— Exercise aim —
Find every line of the listing below where "紐約尼克" appears, and copy it.

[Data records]
····················

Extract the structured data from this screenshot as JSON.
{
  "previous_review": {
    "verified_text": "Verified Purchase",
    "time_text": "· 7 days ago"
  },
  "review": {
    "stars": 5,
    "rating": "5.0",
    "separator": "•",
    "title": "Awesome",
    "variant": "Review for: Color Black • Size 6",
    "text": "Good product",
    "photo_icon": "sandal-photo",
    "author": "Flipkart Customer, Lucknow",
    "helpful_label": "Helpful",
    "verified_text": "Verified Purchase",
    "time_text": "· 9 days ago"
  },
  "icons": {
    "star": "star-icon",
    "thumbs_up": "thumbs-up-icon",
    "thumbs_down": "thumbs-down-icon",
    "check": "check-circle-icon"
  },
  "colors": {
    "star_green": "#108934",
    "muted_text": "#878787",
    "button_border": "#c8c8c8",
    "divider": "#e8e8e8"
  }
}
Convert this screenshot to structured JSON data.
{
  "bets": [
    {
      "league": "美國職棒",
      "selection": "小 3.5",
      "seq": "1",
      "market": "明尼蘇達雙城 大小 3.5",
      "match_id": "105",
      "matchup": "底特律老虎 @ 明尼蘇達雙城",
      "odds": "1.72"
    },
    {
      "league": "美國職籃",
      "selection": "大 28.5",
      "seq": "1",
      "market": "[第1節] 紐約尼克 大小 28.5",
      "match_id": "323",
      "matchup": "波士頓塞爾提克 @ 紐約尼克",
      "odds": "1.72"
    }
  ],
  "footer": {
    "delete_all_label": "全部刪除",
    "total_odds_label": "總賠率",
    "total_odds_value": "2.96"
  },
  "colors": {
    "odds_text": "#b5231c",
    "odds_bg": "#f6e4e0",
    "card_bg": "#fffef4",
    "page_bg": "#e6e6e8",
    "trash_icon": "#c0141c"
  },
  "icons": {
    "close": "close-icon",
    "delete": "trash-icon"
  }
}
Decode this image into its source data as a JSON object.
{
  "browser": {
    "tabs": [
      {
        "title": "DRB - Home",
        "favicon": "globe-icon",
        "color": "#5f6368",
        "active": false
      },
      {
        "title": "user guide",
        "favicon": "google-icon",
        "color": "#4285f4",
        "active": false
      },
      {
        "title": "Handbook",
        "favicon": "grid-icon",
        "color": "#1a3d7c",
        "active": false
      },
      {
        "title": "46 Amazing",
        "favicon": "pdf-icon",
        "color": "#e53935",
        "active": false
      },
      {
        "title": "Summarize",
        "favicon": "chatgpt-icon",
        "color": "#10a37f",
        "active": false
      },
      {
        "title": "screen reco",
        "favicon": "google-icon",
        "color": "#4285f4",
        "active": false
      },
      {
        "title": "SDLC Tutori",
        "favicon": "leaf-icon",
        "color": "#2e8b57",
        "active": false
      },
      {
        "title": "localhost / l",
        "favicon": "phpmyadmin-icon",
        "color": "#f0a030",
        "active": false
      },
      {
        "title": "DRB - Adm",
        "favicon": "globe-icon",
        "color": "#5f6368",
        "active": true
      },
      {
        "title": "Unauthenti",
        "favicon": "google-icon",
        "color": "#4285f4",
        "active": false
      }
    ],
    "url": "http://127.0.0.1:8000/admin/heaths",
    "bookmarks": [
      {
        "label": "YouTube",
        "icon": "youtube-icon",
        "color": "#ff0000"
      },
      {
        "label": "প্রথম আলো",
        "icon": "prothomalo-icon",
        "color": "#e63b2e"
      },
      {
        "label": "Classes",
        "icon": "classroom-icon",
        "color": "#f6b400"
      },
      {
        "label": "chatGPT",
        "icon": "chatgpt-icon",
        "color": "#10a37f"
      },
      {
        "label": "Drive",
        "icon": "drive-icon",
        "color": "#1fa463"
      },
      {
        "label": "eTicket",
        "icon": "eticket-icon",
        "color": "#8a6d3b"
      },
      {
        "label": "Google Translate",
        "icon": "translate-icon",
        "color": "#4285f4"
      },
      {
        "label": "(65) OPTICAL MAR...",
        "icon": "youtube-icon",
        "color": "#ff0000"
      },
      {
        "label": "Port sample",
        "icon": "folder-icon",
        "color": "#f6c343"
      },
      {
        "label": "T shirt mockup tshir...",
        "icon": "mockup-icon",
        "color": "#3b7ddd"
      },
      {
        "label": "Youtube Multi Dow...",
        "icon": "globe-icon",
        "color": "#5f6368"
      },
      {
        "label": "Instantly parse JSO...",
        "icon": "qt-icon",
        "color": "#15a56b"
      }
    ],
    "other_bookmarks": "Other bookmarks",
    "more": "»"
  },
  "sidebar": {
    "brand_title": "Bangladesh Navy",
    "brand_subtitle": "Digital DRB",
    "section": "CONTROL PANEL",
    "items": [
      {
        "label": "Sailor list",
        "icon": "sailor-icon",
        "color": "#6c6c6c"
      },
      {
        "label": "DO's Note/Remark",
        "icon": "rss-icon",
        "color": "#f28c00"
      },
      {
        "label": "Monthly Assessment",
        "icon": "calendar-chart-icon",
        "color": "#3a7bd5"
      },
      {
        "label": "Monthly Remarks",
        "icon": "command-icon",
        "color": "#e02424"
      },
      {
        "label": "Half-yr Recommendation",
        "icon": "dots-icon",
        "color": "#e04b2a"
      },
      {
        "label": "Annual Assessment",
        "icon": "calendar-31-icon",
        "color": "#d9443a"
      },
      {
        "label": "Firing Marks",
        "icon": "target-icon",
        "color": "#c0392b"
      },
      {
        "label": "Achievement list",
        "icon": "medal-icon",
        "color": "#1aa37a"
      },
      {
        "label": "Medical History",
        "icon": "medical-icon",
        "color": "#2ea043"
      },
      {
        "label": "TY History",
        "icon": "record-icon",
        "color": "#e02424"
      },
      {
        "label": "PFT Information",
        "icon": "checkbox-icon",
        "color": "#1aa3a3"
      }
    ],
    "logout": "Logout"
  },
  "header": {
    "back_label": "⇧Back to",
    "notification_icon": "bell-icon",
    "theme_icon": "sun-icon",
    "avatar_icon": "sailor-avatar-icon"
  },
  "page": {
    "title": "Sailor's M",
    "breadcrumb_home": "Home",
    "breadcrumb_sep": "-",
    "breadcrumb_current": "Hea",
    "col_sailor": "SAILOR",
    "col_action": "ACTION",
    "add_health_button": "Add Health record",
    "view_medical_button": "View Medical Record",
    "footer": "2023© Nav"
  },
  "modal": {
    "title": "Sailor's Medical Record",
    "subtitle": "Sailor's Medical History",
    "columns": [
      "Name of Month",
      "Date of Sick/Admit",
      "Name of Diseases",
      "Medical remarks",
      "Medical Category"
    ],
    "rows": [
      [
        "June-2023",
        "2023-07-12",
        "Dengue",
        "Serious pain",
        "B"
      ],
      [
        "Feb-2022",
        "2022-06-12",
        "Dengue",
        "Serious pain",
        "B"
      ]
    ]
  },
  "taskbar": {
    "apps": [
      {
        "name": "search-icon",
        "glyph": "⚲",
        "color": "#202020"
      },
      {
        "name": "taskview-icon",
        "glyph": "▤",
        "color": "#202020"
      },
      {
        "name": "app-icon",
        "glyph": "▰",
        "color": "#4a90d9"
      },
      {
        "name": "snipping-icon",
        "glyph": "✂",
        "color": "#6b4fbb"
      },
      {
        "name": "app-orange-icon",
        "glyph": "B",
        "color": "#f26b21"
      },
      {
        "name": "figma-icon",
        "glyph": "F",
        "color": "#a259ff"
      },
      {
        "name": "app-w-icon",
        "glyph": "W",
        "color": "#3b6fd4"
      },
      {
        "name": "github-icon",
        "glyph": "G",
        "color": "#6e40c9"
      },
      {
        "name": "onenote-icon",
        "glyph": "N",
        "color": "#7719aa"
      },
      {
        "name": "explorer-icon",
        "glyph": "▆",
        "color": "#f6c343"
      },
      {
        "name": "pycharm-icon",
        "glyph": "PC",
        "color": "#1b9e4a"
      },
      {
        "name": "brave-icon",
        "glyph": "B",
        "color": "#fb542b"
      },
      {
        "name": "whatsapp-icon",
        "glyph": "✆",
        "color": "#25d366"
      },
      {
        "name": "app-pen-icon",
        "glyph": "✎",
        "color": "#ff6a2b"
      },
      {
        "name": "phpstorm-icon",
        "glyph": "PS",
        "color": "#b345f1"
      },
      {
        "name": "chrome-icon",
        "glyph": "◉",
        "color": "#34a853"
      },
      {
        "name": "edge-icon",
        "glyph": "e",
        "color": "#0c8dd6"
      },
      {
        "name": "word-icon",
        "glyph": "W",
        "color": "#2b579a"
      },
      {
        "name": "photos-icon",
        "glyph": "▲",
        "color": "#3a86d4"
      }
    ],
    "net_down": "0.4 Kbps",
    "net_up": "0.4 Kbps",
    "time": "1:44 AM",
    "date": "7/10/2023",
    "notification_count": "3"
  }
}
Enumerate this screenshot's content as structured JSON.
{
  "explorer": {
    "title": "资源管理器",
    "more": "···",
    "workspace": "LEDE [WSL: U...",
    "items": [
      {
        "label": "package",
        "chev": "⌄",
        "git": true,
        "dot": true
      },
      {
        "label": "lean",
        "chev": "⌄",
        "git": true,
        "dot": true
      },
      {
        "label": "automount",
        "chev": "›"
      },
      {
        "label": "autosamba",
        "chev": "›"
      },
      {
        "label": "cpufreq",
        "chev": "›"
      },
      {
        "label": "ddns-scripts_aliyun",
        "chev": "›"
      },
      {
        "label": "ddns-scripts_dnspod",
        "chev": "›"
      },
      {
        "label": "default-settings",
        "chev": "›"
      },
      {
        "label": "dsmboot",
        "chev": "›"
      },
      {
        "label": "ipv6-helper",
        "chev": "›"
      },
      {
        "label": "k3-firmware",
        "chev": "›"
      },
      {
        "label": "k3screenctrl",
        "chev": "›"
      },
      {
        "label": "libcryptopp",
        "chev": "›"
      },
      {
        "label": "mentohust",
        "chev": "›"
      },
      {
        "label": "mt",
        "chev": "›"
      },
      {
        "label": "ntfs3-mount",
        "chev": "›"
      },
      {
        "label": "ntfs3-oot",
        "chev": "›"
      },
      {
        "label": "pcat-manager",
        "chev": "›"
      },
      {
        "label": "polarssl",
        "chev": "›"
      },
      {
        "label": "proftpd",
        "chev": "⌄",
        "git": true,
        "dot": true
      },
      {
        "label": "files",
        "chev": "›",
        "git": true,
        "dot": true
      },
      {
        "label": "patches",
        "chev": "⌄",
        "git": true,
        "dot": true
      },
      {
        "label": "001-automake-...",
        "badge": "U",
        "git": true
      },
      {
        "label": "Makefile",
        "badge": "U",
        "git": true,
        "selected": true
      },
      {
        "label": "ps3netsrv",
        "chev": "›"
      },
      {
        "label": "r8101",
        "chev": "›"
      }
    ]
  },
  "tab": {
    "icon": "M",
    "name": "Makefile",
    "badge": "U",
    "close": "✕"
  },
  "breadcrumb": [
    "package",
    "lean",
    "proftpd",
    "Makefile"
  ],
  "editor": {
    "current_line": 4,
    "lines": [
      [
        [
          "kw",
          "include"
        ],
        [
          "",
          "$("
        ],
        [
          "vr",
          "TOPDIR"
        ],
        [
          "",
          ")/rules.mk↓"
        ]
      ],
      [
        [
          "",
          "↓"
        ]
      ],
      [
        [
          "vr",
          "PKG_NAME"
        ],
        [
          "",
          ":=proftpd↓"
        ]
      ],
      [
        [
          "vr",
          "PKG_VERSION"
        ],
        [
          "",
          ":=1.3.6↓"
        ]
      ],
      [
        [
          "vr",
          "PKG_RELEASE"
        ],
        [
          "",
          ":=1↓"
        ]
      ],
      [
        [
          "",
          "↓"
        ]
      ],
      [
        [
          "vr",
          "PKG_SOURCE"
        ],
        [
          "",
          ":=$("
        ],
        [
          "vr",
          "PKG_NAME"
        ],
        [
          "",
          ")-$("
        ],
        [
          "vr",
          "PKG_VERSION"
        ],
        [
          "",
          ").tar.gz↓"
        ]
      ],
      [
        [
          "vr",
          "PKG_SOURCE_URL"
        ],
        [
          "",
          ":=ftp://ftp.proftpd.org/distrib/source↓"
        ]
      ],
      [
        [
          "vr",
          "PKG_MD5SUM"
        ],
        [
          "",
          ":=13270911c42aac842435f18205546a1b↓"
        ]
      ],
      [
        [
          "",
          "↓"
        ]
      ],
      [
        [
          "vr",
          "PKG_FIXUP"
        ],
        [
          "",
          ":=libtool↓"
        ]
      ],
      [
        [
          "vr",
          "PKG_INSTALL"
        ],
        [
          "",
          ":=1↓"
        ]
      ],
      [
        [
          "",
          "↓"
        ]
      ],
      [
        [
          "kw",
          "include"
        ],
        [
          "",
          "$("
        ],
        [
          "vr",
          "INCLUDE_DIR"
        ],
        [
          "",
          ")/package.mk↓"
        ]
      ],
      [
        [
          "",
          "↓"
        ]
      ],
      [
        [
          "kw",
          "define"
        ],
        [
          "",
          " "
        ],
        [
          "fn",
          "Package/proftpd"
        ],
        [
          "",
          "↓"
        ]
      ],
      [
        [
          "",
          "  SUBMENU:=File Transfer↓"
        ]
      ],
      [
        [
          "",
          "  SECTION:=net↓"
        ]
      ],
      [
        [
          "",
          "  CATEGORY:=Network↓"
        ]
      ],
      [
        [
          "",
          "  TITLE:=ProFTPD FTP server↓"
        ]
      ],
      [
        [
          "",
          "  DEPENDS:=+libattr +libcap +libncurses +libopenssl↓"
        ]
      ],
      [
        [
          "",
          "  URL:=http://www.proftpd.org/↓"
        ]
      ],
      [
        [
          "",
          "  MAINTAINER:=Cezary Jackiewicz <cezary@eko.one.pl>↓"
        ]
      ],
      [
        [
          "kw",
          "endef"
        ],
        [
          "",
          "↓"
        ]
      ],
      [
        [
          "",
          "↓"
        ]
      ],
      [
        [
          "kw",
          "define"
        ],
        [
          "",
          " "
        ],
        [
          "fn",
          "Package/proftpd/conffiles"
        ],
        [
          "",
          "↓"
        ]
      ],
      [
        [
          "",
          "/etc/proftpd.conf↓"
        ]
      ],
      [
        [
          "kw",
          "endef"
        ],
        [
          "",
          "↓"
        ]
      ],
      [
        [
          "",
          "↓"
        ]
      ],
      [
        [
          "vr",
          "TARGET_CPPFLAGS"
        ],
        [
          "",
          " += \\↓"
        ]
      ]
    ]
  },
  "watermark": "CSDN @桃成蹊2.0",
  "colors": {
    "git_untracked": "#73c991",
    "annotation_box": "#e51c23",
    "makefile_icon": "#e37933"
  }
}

····················

— Full answer —
      "market": "[第1節] 紐約尼克 大小 28.5",
      "matchup": "波士頓塞爾提克 @ 紐約尼克",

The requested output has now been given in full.